> _What to work on_: Word for word, set down the records and skip each picture.

> _Dataset rows_:
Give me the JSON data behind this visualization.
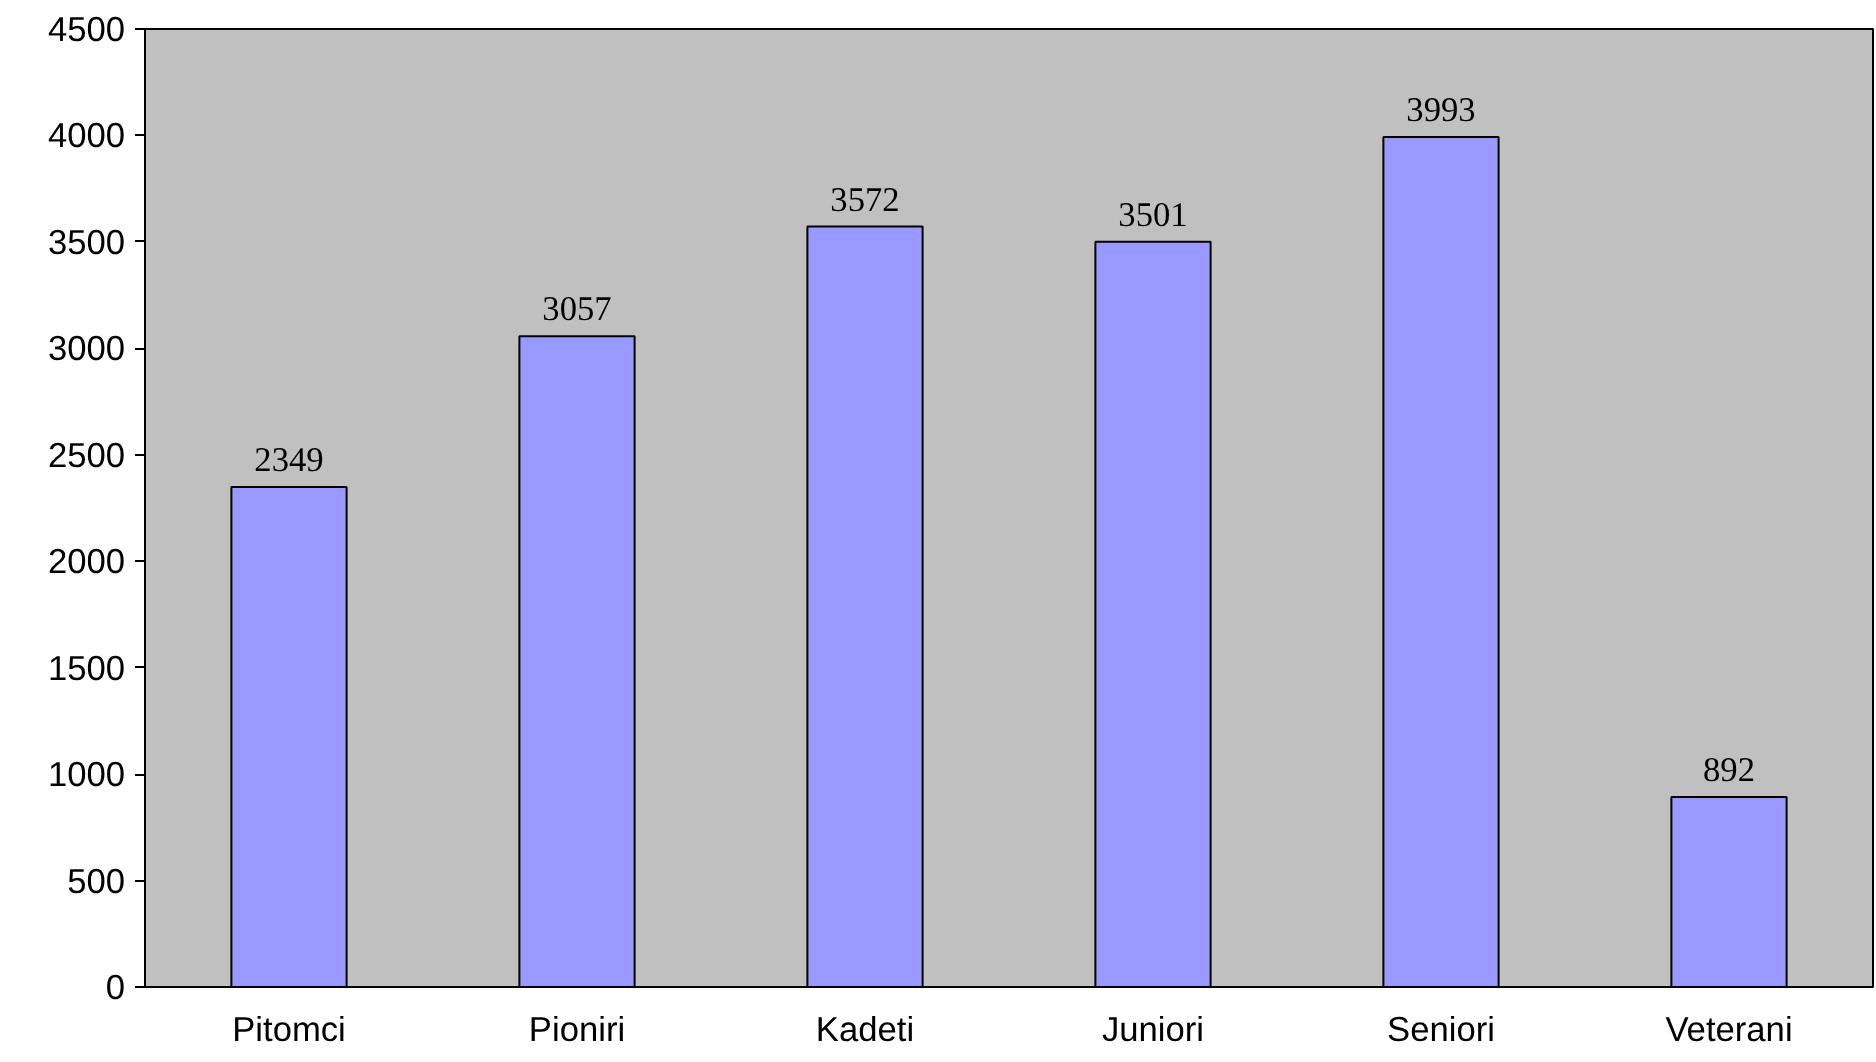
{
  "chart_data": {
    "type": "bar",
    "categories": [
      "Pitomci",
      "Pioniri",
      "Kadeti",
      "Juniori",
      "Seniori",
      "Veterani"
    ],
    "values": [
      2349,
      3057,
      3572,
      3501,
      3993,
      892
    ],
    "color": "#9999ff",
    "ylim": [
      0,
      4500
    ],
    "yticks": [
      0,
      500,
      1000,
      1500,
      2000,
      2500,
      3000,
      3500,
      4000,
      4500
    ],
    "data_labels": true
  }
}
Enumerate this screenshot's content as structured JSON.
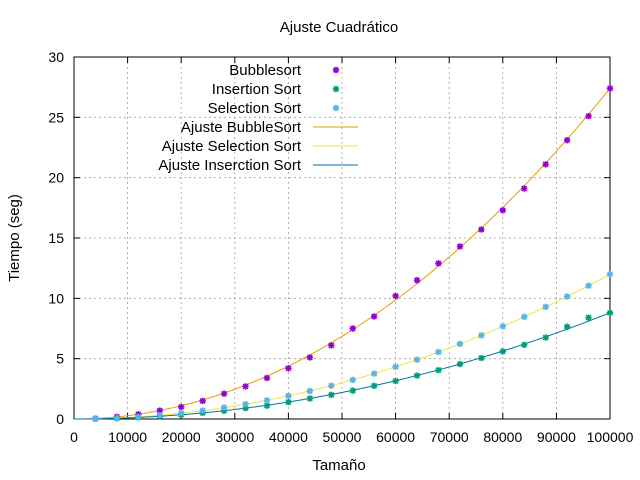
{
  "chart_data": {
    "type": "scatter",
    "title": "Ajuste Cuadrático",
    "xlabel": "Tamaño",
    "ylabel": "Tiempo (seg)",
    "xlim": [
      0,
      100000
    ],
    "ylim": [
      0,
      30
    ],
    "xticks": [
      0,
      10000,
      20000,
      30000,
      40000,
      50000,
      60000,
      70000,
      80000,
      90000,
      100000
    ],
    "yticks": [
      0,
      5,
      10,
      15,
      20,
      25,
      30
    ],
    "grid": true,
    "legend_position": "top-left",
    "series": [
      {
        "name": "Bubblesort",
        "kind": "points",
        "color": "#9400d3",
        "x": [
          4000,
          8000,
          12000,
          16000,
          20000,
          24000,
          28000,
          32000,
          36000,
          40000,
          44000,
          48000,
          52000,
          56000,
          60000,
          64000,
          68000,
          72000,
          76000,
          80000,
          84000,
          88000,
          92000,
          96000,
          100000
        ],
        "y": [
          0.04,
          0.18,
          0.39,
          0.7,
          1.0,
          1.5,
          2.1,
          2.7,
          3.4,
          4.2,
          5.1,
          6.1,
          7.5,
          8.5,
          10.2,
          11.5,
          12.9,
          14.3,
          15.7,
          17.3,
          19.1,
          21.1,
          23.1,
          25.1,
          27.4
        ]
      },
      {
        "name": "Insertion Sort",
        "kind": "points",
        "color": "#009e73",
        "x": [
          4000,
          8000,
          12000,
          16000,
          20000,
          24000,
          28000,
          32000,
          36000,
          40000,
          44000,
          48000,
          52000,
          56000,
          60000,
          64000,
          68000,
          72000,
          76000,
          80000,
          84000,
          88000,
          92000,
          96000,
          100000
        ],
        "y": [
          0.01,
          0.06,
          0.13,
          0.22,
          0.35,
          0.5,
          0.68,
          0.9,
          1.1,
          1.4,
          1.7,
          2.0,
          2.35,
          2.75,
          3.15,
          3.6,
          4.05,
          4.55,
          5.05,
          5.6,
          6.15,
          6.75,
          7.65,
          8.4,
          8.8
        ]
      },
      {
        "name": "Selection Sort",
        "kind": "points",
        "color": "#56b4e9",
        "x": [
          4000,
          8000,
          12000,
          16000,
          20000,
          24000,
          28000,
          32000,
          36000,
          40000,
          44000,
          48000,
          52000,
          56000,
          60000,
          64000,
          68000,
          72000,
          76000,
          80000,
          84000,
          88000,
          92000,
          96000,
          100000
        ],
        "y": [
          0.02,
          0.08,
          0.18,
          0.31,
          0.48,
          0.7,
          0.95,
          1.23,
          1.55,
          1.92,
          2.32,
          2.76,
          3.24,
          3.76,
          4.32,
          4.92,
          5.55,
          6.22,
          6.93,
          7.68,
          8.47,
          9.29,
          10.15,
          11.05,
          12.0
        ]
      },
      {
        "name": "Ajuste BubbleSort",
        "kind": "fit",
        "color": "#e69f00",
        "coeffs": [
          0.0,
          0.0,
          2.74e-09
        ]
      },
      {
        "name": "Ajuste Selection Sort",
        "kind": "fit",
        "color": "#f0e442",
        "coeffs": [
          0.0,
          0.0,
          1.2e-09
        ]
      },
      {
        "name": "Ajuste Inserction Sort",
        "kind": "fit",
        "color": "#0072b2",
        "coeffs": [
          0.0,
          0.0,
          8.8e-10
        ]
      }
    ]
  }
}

> _Exercise answer_:
Give me the JSON data behind this visualization.
{
  "chart_data": {
    "type": "bar",
    "categories": [
      "Pitomci",
      "Pioniri",
      "Kadeti",
      "Juniori",
      "Seniori",
      "Veterani"
    ],
    "values": [
      2349,
      3057,
      3572,
      3501,
      3993,
      892
    ],
    "color": "#9999ff",
    "ylim": [
      0,
      4500
    ],
    "yticks": [
      0,
      500,
      1000,
      1500,
      2000,
      2500,
      3000,
      3500,
      4000,
      4500
    ],
    "data_labels": true
  }
}
Enumerate this screenshot's content as structured JSON.
{
  "chart_data": {
    "type": "scatter",
    "title": "Ajuste Cuadrático",
    "xlabel": "Tamaño",
    "ylabel": "Tiempo (seg)",
    "xlim": [
      0,
      100000
    ],
    "ylim": [
      0,
      30
    ],
    "xticks": [
      0,
      10000,
      20000,
      30000,
      40000,
      50000,
      60000,
      70000,
      80000,
      90000,
      100000
    ],
    "yticks": [
      0,
      5,
      10,
      15,
      20,
      25,
      30
    ],
    "grid": true,
    "legend_position": "top-left",
    "series": [
      {
        "name": "Bubblesort",
        "kind": "points",
        "color": "#9400d3",
        "x": [
          4000,
          8000,
          12000,
          16000,
          20000,
          24000,
          28000,
          32000,
          36000,
          40000,
          44000,
          48000,
          52000,
          56000,
          60000,
          64000,
          68000,
          72000,
          76000,
          80000,
          84000,
          88000,
          92000,
          96000,
          100000
        ],
        "y": [
          0.04,
          0.18,
          0.39,
          0.7,
          1.0,
          1.5,
          2.1,
          2.7,
          3.4,
          4.2,
          5.1,
          6.1,
          7.5,
          8.5,
          10.2,
          11.5,
          12.9,
          14.3,
          15.7,
          17.3,
          19.1,
          21.1,
          23.1,
          25.1,
          27.4
        ]
      },
      {
        "name": "Insertion Sort",
        "kind": "points",
        "color": "#009e73",
        "x": [
          4000,
          8000,
          12000,
          16000,
          20000,
          24000,
          28000,
          32000,
          36000,
          40000,
          44000,
          48000,
          52000,
          56000,
          60000,
          64000,
          68000,
          72000,
          76000,
          80000,
          84000,
          88000,
          92000,
          96000,
          100000
        ],
        "y": [
          0.01,
          0.06,
          0.13,
          0.22,
          0.35,
          0.5,
          0.68,
          0.9,
          1.1,
          1.4,
          1.7,
          2.0,
          2.35,
          2.75,
          3.15,
          3.6,
          4.05,
          4.55,
          5.05,
          5.6,
          6.15,
          6.75,
          7.65,
          8.4,
          8.8
        ]
      },
      {
        "name": "Selection Sort",
        "kind": "points",
        "color": "#56b4e9",
        "x": [
          4000,
          8000,
          12000,
          16000,
          20000,
          24000,
          28000,
          32000,
          36000,
          40000,
          44000,
          48000,
          52000,
          56000,
          60000,
          64000,
          68000,
          72000,
          76000,
          80000,
          84000,
          88000,
          92000,
          96000,
          100000
        ],
        "y": [
          0.02,
          0.08,
          0.18,
          0.31,
          0.48,
          0.7,
          0.95,
          1.23,
          1.55,
          1.92,
          2.32,
          2.76,
          3.24,
          3.76,
          4.32,
          4.92,
          5.55,
          6.22,
          6.93,
          7.68,
          8.47,
          9.29,
          10.15,
          11.05,
          12.0
        ]
      },
      {
        "name": "Ajuste BubbleSort",
        "kind": "fit",
        "color": "#e69f00",
        "coeffs": [
          0.0,
          0.0,
          2.74e-09
        ]
      },
      {
        "name": "Ajuste Selection Sort",
        "kind": "fit",
        "color": "#f0e442",
        "coeffs": [
          0.0,
          0.0,
          1.2e-09
        ]
      },
      {
        "name": "Ajuste Inserction Sort",
        "kind": "fit",
        "color": "#0072b2",
        "coeffs": [
          0.0,
          0.0,
          8.8e-10
        ]
      }
    ]
  }
}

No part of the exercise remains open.